- [WHAT NEEDS TO BE DONE]
Gather all lines in the data that hold the string "horizontal".

- [DATA IN THIS EXERCISE]
..............................
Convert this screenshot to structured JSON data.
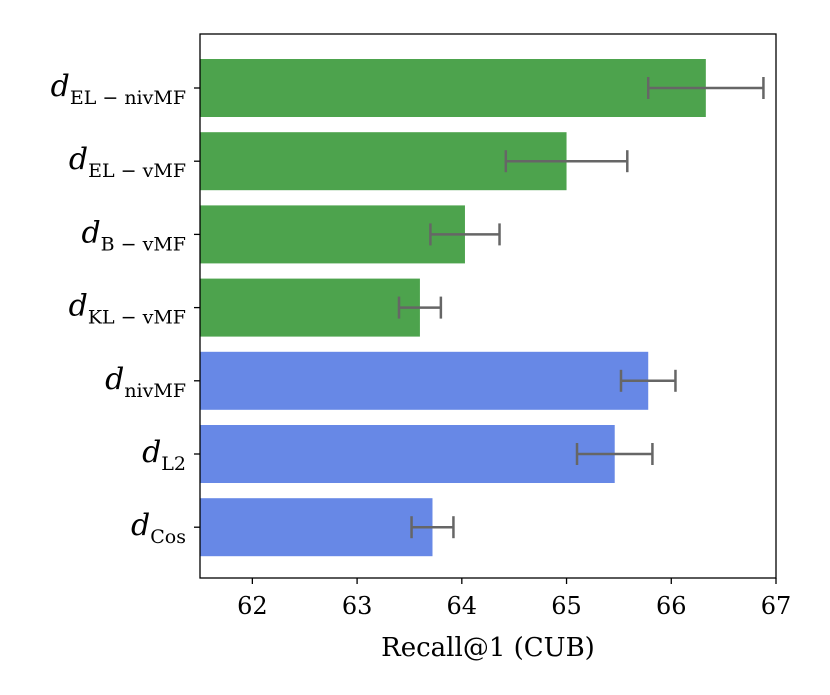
{
  "chart_data": {
    "type": "bar",
    "orientation": "horizontal",
    "xlabel": "Recall@1 (CUB)",
    "xlim": [
      61.5,
      67
    ],
    "xticks": [
      62,
      63,
      64,
      65,
      66,
      67
    ],
    "grid": false,
    "categories": [
      {
        "main": "d",
        "sub": "EL − nivMF"
      },
      {
        "main": "d",
        "sub": "EL − vMF"
      },
      {
        "main": "d",
        "sub": "B − vMF"
      },
      {
        "main": "d",
        "sub": "KL − vMF"
      },
      {
        "main": "d",
        "sub": "nivMF"
      },
      {
        "main": "d",
        "sub": "L2"
      },
      {
        "main": "d",
        "sub": "Cos"
      }
    ],
    "values": [
      66.33,
      65.0,
      64.03,
      63.6,
      65.78,
      65.46,
      63.72
    ],
    "errors": [
      0.55,
      0.58,
      0.33,
      0.2,
      0.26,
      0.36,
      0.2
    ],
    "colors": [
      "#4da34d",
      "#4da34d",
      "#4da34d",
      "#4da34d",
      "#6788e6",
      "#6788e6",
      "#6788e6"
    ],
    "error_color": "#666666"
  }
}
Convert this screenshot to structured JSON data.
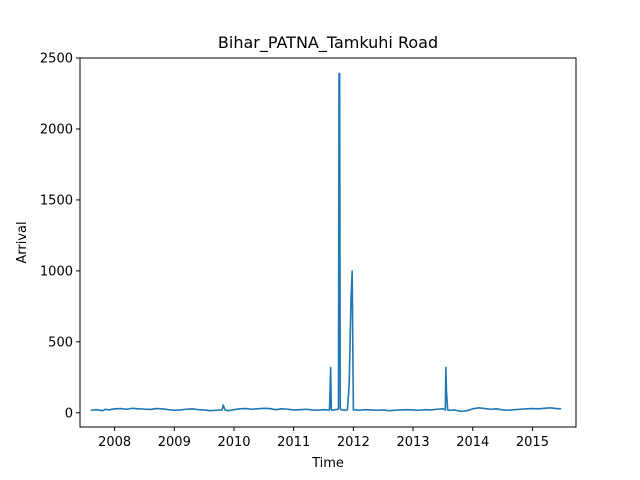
{
  "chart_data": {
    "type": "line",
    "title": "Bihar_PATNA_Tamkuhi Road",
    "xlabel": "Time",
    "ylabel": "Arrival",
    "xlim": [
      2007.42,
      2015.73
    ],
    "ylim": [
      -100,
      2500
    ],
    "x_ticks": [
      2008,
      2009,
      2010,
      2011,
      2012,
      2013,
      2014,
      2015
    ],
    "x_tick_labels": [
      "2008",
      "2009",
      "2010",
      "2011",
      "2012",
      "2013",
      "2014",
      "2015"
    ],
    "y_ticks": [
      0,
      500,
      1000,
      1500,
      2000,
      2500
    ],
    "y_tick_labels": [
      "0",
      "500",
      "1000",
      "1500",
      "2000",
      "2500"
    ],
    "grid": false,
    "color": "#1f77b4",
    "series": [
      {
        "x": [
          2007.6,
          2007.7,
          2007.8,
          2007.85,
          2007.9,
          2008.0,
          2008.1,
          2008.2,
          2008.3,
          2008.4,
          2008.5,
          2008.6,
          2008.7,
          2008.8,
          2008.9,
          2009.0,
          2009.1,
          2009.2,
          2009.3,
          2009.4,
          2009.5,
          2009.6,
          2009.7,
          2009.8,
          2009.82,
          2009.85,
          2009.9,
          2010.0,
          2010.1,
          2010.2,
          2010.3,
          2010.4,
          2010.5,
          2010.6,
          2010.7,
          2010.8,
          2010.9,
          2011.0,
          2011.1,
          2011.2,
          2011.3,
          2011.4,
          2011.5,
          2011.6,
          2011.62,
          2011.63,
          2011.64,
          2011.7,
          2011.75,
          2011.76,
          2011.77,
          2011.78,
          2011.79,
          2011.8,
          2011.85,
          2011.9,
          2011.93,
          2011.96,
          2011.98,
          2012.0,
          2012.02,
          2012.05,
          2012.1,
          2012.2,
          2012.3,
          2012.4,
          2012.5,
          2012.6,
          2012.7,
          2012.8,
          2012.9,
          2013.0,
          2013.1,
          2013.2,
          2013.3,
          2013.4,
          2013.5,
          2013.54,
          2013.55,
          2013.56,
          2013.58,
          2013.6,
          2013.7,
          2013.8,
          2013.9,
          2014.0,
          2014.1,
          2014.2,
          2014.3,
          2014.4,
          2014.5,
          2014.6,
          2014.7,
          2014.8,
          2014.9,
          2015.0,
          2015.1,
          2015.2,
          2015.3,
          2015.4,
          2015.48
        ],
        "values": [
          18,
          22,
          15,
          25,
          20,
          28,
          30,
          25,
          32,
          28,
          26,
          24,
          30,
          28,
          22,
          18,
          20,
          25,
          28,
          22,
          20,
          15,
          18,
          20,
          55,
          20,
          15,
          22,
          28,
          30,
          25,
          28,
          32,
          30,
          22,
          28,
          25,
          20,
          22,
          25,
          20,
          18,
          22,
          20,
          320,
          25,
          18,
          22,
          25,
          2390,
          2390,
          30,
          25,
          22,
          18,
          20,
          200,
          800,
          1000,
          20,
          22,
          20,
          18,
          22,
          20,
          18,
          20,
          15,
          18,
          20,
          22,
          20,
          18,
          22,
          20,
          25,
          28,
          20,
          320,
          150,
          20,
          18,
          20,
          10,
          15,
          28,
          35,
          30,
          25,
          28,
          20,
          18,
          22,
          25,
          28,
          30,
          28,
          32,
          35,
          30,
          28
        ]
      }
    ]
  }
}
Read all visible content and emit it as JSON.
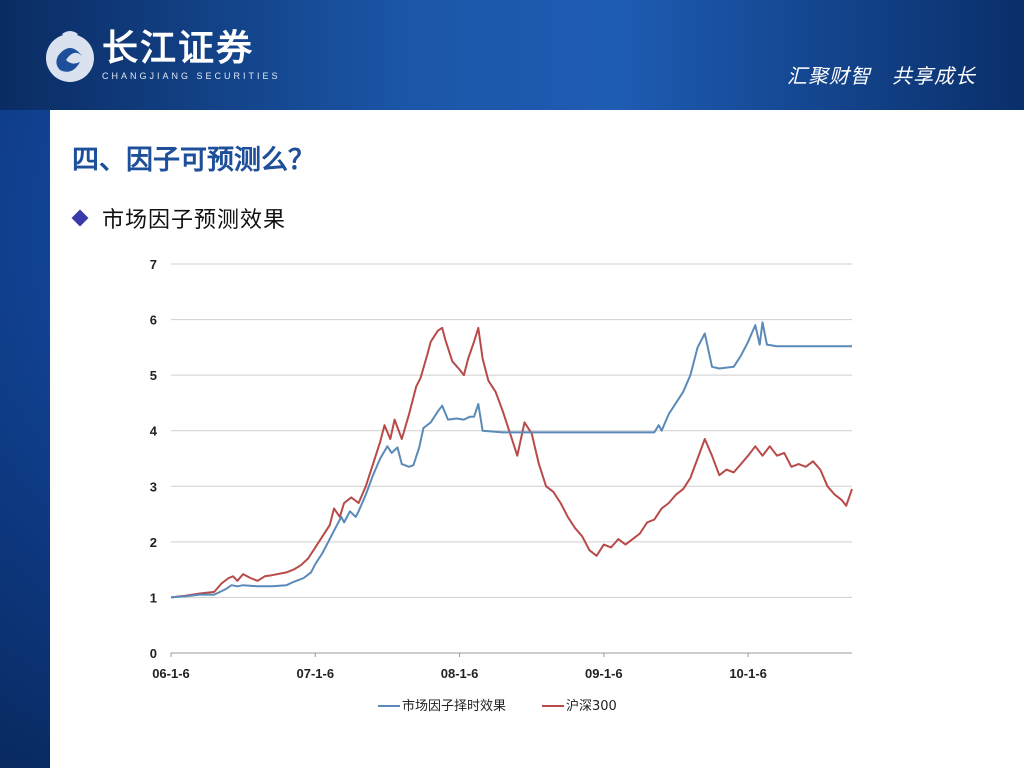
{
  "header": {
    "logo_cn": "长江证券",
    "logo_en": "CHANGJIANG SECURITIES",
    "slogan": "汇聚财智　共享成长"
  },
  "slide": {
    "title": "四、因子可预测么？",
    "bullet": "市场因子预测效果"
  },
  "colors": {
    "title": "#1d4f9a",
    "series_factor": "#5b8ab8",
    "series_index": "#b84a4a"
  },
  "chart_data": {
    "type": "line",
    "title": "",
    "xlabel": "",
    "ylabel": "",
    "ylim": [
      0,
      7
    ],
    "yticks": [
      "0",
      "1",
      "2",
      "3",
      "4",
      "5",
      "6",
      "7"
    ],
    "xticks": [
      "06-1-6",
      "07-1-6",
      "08-1-6",
      "09-1-6",
      "10-1-6"
    ],
    "xrange": [
      0,
      4.72
    ],
    "grid": "horizontal",
    "legend_position": "bottom",
    "series": [
      {
        "name": "市场因子择时效果",
        "color": "#5b8ab8",
        "points": [
          [
            0,
            1.0
          ],
          [
            0.1,
            1.02
          ],
          [
            0.2,
            1.05
          ],
          [
            0.3,
            1.05
          ],
          [
            0.38,
            1.15
          ],
          [
            0.42,
            1.22
          ],
          [
            0.46,
            1.2
          ],
          [
            0.5,
            1.22
          ],
          [
            0.6,
            1.2
          ],
          [
            0.7,
            1.2
          ],
          [
            0.8,
            1.22
          ],
          [
            0.85,
            1.28
          ],
          [
            0.92,
            1.35
          ],
          [
            0.97,
            1.45
          ],
          [
            1.0,
            1.6
          ],
          [
            1.05,
            1.8
          ],
          [
            1.1,
            2.05
          ],
          [
            1.15,
            2.3
          ],
          [
            1.18,
            2.45
          ],
          [
            1.2,
            2.35
          ],
          [
            1.24,
            2.55
          ],
          [
            1.28,
            2.45
          ],
          [
            1.3,
            2.55
          ],
          [
            1.35,
            2.85
          ],
          [
            1.4,
            3.2
          ],
          [
            1.45,
            3.5
          ],
          [
            1.5,
            3.72
          ],
          [
            1.53,
            3.6
          ],
          [
            1.57,
            3.7
          ],
          [
            1.6,
            3.4
          ],
          [
            1.65,
            3.35
          ],
          [
            1.68,
            3.38
          ],
          [
            1.72,
            3.7
          ],
          [
            1.75,
            4.05
          ],
          [
            1.8,
            4.15
          ],
          [
            1.85,
            4.35
          ],
          [
            1.88,
            4.45
          ],
          [
            1.92,
            4.2
          ],
          [
            1.98,
            4.22
          ],
          [
            2.03,
            4.2
          ],
          [
            2.07,
            4.25
          ],
          [
            2.1,
            4.25
          ],
          [
            2.13,
            4.48
          ],
          [
            2.16,
            4.0
          ],
          [
            2.3,
            3.97
          ],
          [
            2.6,
            3.97
          ],
          [
            2.9,
            3.97
          ],
          [
            3.2,
            3.97
          ],
          [
            3.35,
            3.97
          ],
          [
            3.38,
            4.1
          ],
          [
            3.4,
            4.0
          ],
          [
            3.45,
            4.3
          ],
          [
            3.5,
            4.5
          ],
          [
            3.55,
            4.7
          ],
          [
            3.6,
            5.0
          ],
          [
            3.65,
            5.5
          ],
          [
            3.7,
            5.75
          ],
          [
            3.75,
            5.15
          ],
          [
            3.8,
            5.12
          ],
          [
            3.9,
            5.15
          ],
          [
            3.95,
            5.35
          ],
          [
            4.0,
            5.6
          ],
          [
            4.05,
            5.9
          ],
          [
            4.08,
            5.55
          ],
          [
            4.1,
            5.95
          ],
          [
            4.13,
            5.55
          ],
          [
            4.2,
            5.52
          ],
          [
            4.4,
            5.52
          ],
          [
            4.6,
            5.52
          ],
          [
            4.72,
            5.52
          ]
        ]
      },
      {
        "name": "沪深300",
        "color": "#b84a4a",
        "points": [
          [
            0,
            1.0
          ],
          [
            0.1,
            1.03
          ],
          [
            0.2,
            1.07
          ],
          [
            0.3,
            1.1
          ],
          [
            0.35,
            1.25
          ],
          [
            0.4,
            1.35
          ],
          [
            0.43,
            1.38
          ],
          [
            0.46,
            1.3
          ],
          [
            0.5,
            1.42
          ],
          [
            0.55,
            1.35
          ],
          [
            0.6,
            1.3
          ],
          [
            0.65,
            1.38
          ],
          [
            0.7,
            1.4
          ],
          [
            0.8,
            1.45
          ],
          [
            0.85,
            1.5
          ],
          [
            0.9,
            1.58
          ],
          [
            0.95,
            1.7
          ],
          [
            1.0,
            1.9
          ],
          [
            1.05,
            2.1
          ],
          [
            1.1,
            2.3
          ],
          [
            1.13,
            2.6
          ],
          [
            1.17,
            2.45
          ],
          [
            1.2,
            2.7
          ],
          [
            1.25,
            2.8
          ],
          [
            1.3,
            2.7
          ],
          [
            1.35,
            3.0
          ],
          [
            1.4,
            3.4
          ],
          [
            1.45,
            3.8
          ],
          [
            1.48,
            4.1
          ],
          [
            1.52,
            3.85
          ],
          [
            1.55,
            4.2
          ],
          [
            1.6,
            3.85
          ],
          [
            1.65,
            4.3
          ],
          [
            1.7,
            4.8
          ],
          [
            1.73,
            4.95
          ],
          [
            1.78,
            5.4
          ],
          [
            1.8,
            5.6
          ],
          [
            1.85,
            5.8
          ],
          [
            1.88,
            5.85
          ],
          [
            1.9,
            5.65
          ],
          [
            1.95,
            5.25
          ],
          [
            2.0,
            5.1
          ],
          [
            2.03,
            5.0
          ],
          [
            2.06,
            5.3
          ],
          [
            2.1,
            5.6
          ],
          [
            2.13,
            5.85
          ],
          [
            2.16,
            5.3
          ],
          [
            2.2,
            4.9
          ],
          [
            2.25,
            4.7
          ],
          [
            2.3,
            4.35
          ],
          [
            2.35,
            3.95
          ],
          [
            2.4,
            3.55
          ],
          [
            2.45,
            4.15
          ],
          [
            2.5,
            3.95
          ],
          [
            2.55,
            3.4
          ],
          [
            2.6,
            3.0
          ],
          [
            2.65,
            2.9
          ],
          [
            2.7,
            2.7
          ],
          [
            2.75,
            2.45
          ],
          [
            2.8,
            2.25
          ],
          [
            2.85,
            2.1
          ],
          [
            2.9,
            1.85
          ],
          [
            2.95,
            1.75
          ],
          [
            3.0,
            1.95
          ],
          [
            3.05,
            1.9
          ],
          [
            3.1,
            2.05
          ],
          [
            3.15,
            1.95
          ],
          [
            3.2,
            2.05
          ],
          [
            3.25,
            2.15
          ],
          [
            3.3,
            2.35
          ],
          [
            3.35,
            2.4
          ],
          [
            3.4,
            2.6
          ],
          [
            3.45,
            2.7
          ],
          [
            3.5,
            2.85
          ],
          [
            3.55,
            2.95
          ],
          [
            3.6,
            3.15
          ],
          [
            3.65,
            3.5
          ],
          [
            3.7,
            3.85
          ],
          [
            3.75,
            3.55
          ],
          [
            3.8,
            3.2
          ],
          [
            3.85,
            3.3
          ],
          [
            3.9,
            3.25
          ],
          [
            3.95,
            3.4
          ],
          [
            4.0,
            3.55
          ],
          [
            4.05,
            3.72
          ],
          [
            4.1,
            3.55
          ],
          [
            4.15,
            3.72
          ],
          [
            4.2,
            3.55
          ],
          [
            4.25,
            3.6
          ],
          [
            4.3,
            3.35
          ],
          [
            4.35,
            3.4
          ],
          [
            4.4,
            3.35
          ],
          [
            4.45,
            3.45
          ],
          [
            4.5,
            3.3
          ],
          [
            4.55,
            3.0
          ],
          [
            4.6,
            2.85
          ],
          [
            4.65,
            2.75
          ],
          [
            4.68,
            2.65
          ],
          [
            4.7,
            2.8
          ],
          [
            4.72,
            2.95
          ]
        ]
      }
    ]
  }
}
..............................
- [EXERCISE RESULT]
    "orientation": "horizontal",
    "grid": "horizontal",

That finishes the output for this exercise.